Instruction: Below is a listing; write it out exactly and drop any images from it.

Items:
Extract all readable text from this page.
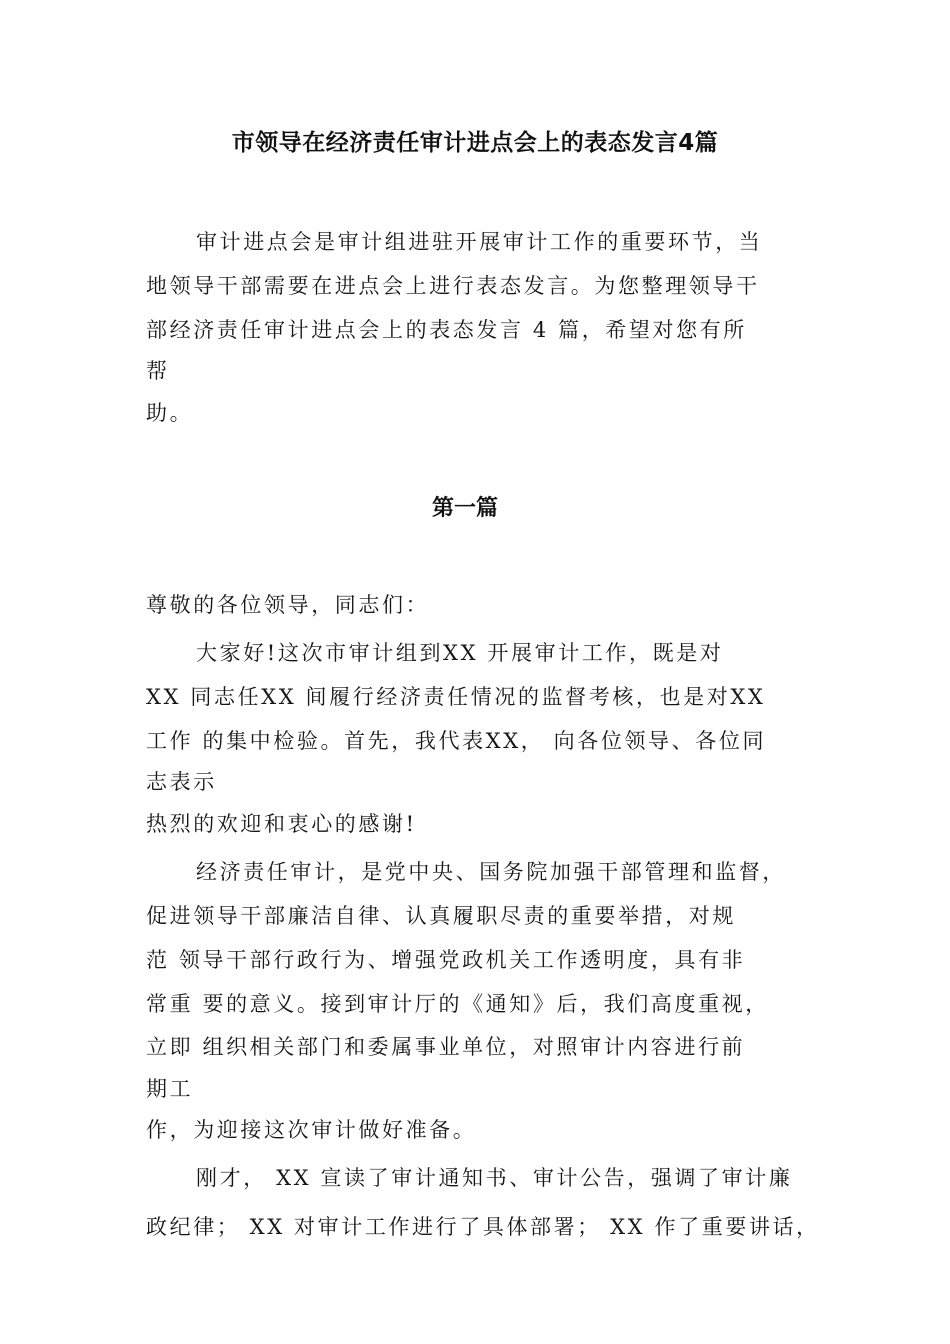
市领导在经济责任审计进点会上的表态发言4篇
审计进点会是审计组进驻开展审计工作的重要环节，当
地领导干部需要在进点会上进行表态发言。为您整理领导干
部经济责任审计进点会上的表态发言 4 篇，希望对您有所
帮
助。
第一篇
尊敬的各位领导，同志们：
大家好!这次市审计组到XX 开展审计工作，既是对
XX 同志任XX 间履行经济责任情况的监督考核，也是对XX
工作 的集中检验。首先，我代表XX， 向各位领导、各位同
志表示
热烈的欢迎和衷心的感谢!
经济责任审计，是党中央、国务院加强干部管理和监督，
促进领导干部廉洁自律、认真履职尽责的重要举措，对规
范 领导干部行政行为、增强党政机关工作透明度，具有非
常重 要的意义。接到审计厅的《通知》后，我们高度重视，
立即 组织相关部门和委属事业单位，对照审计内容进行前
期工
作，为迎接这次审计做好准备。
刚才， XX 宣读了审计通知书、审计公告，强调了审计廉
政纪律； XX 对审计工作进行了具体部署； XX 作了重要讲话，
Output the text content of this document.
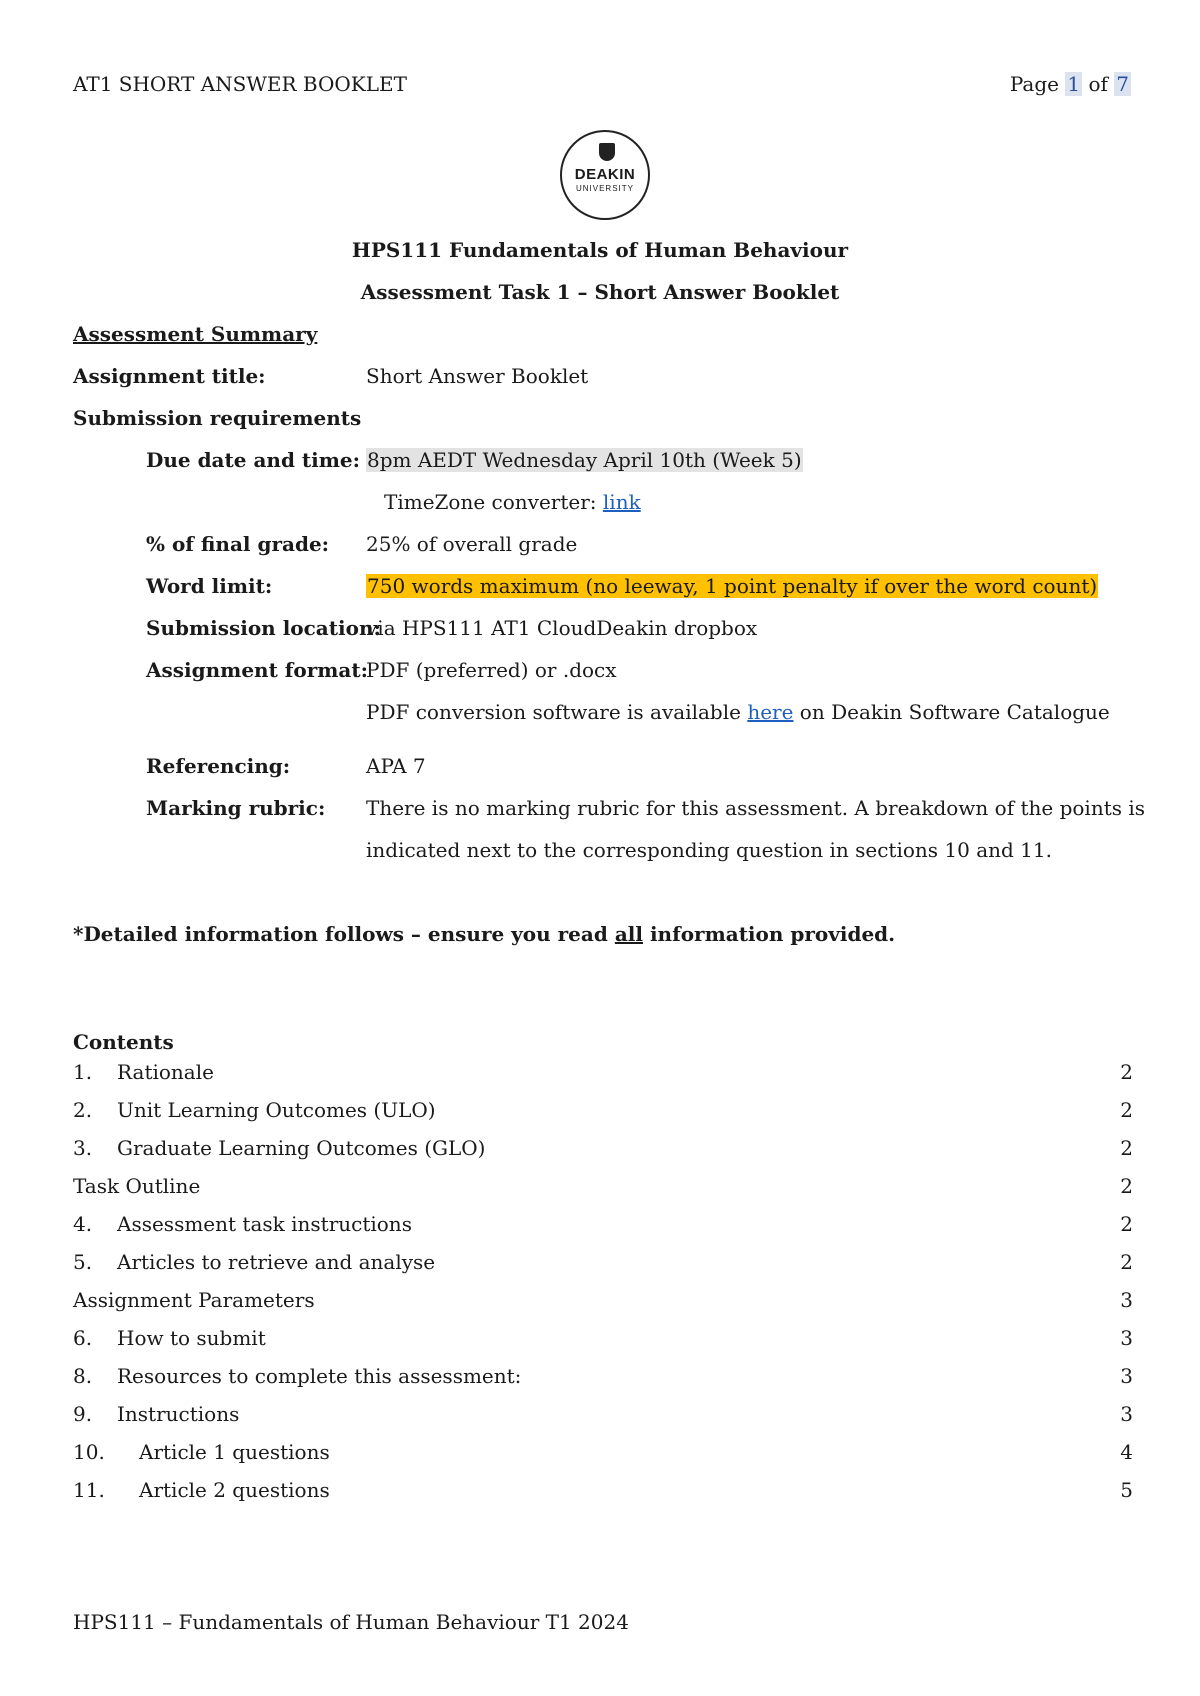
AT1 SHORT ANSWER BOOKLET	Page 1 of 7
DEAKIN
UNIVERSITY
HPS111 Fundamentals of Human Behaviour
Assessment Task 1 – Short Answer Booklet
Assessment Summary
Assignment title:	Short Answer Booklet
Submission requirements
Due date and time: 8pm AEDT Wednesday April 10th (Week 5)
TimeZone converter: link
% of final grade: 25% of overall grade
Word limit:	750 words maximum (no leeway, 1 point penalty if over the word count)
Submission location:
via HPS111 AT1 CloudDeakin dropbox
Assignment format:
PDF (preferred) or .docx
PDF conversion software is available here on Deakin Software Catalogue
Referencing:	APA 7
Marking rubric: There is no marking rubric for this assessment. A breakdown of the points is
indicated next to the corresponding question in sections 10 and 11.
*Detailed information follows – ensure you read all information provided.
Contents
1. Rationale	2
2. Unit Learning Outcomes (ULO)	2
3. Graduate Learning Outcomes (GLO)	2
Task Outline	2
4. Assessment task instructions	2
5. Articles to retrieve and analyse	2
Assignment Parameters	3
6. How to submit	3
8. Resources to complete this assessment:	3
9. Instructions	3
10. Article 1 questions	4
11. Article 2 questions	5
HPS111 – Fundamentals of Human Behaviour T1 2024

Written response:
Extract all readable text from this page.
市领导在经济责任审计进点会上的表态发言4篇
审计进点会是审计组进驻开展审计工作的重要环节，当
地领导干部需要在进点会上进行表态发言。为您整理领导干
部经济责任审计进点会上的表态发言 4 篇，希望对您有所
帮
助。
第一篇
尊敬的各位领导，同志们：
大家好!这次市审计组到XX 开展审计工作，既是对
XX 同志任XX 间履行经济责任情况的监督考核，也是对XX
工作 的集中检验。首先，我代表XX， 向各位领导、各位同
志表示
热烈的欢迎和衷心的感谢!
经济责任审计，是党中央、国务院加强干部管理和监督，
促进领导干部廉洁自律、认真履职尽责的重要举措，对规
范 领导干部行政行为、增强党政机关工作透明度，具有非
常重 要的意义。接到审计厅的《通知》后，我们高度重视，
立即 组织相关部门和委属事业单位，对照审计内容进行前
期工
作，为迎接这次审计做好准备。
刚才， XX 宣读了审计通知书、审计公告，强调了审计廉
政纪律； XX 对审计工作进行了具体部署； XX 作了重要讲话，
Output the text content of this document.
AT1 SHORT ANSWER BOOKLET	Page 1 of 7
DEAKIN
UNIVERSITY
HPS111 Fundamentals of Human Behaviour
Assessment Task 1 – Short Answer Booklet
Assessment Summary
Assignment title:	Short Answer Booklet
Submission requirements
Due date and time: 8pm AEDT Wednesday April 10th (Week 5)
TimeZone converter: link
% of final grade: 25% of overall grade
Word limit:	750 words maximum (no leeway, 1 point penalty if over the word count)
Submission location:
via HPS111 AT1 CloudDeakin dropbox
Assignment format:
PDF (preferred) or .docx
PDF conversion software is available here on Deakin Software Catalogue
Referencing:	APA 7
Marking rubric: There is no marking rubric for this assessment. A breakdown of the points is
indicated next to the corresponding question in sections 10 and 11.
*Detailed information follows – ensure you read all information provided.
Contents
1. Rationale	2
2. Unit Learning Outcomes (ULO)	2
3. Graduate Learning Outcomes (GLO)	2
Task Outline	2
4. Assessment task instructions	2
5. Articles to retrieve and analyse	2
Assignment Parameters	3
6. How to submit	3
8. Resources to complete this assessment:	3
9. Instructions	3
10. Article 1 questions	4
11. Article 2 questions	5
HPS111 – Fundamentals of Human Behaviour T1 2024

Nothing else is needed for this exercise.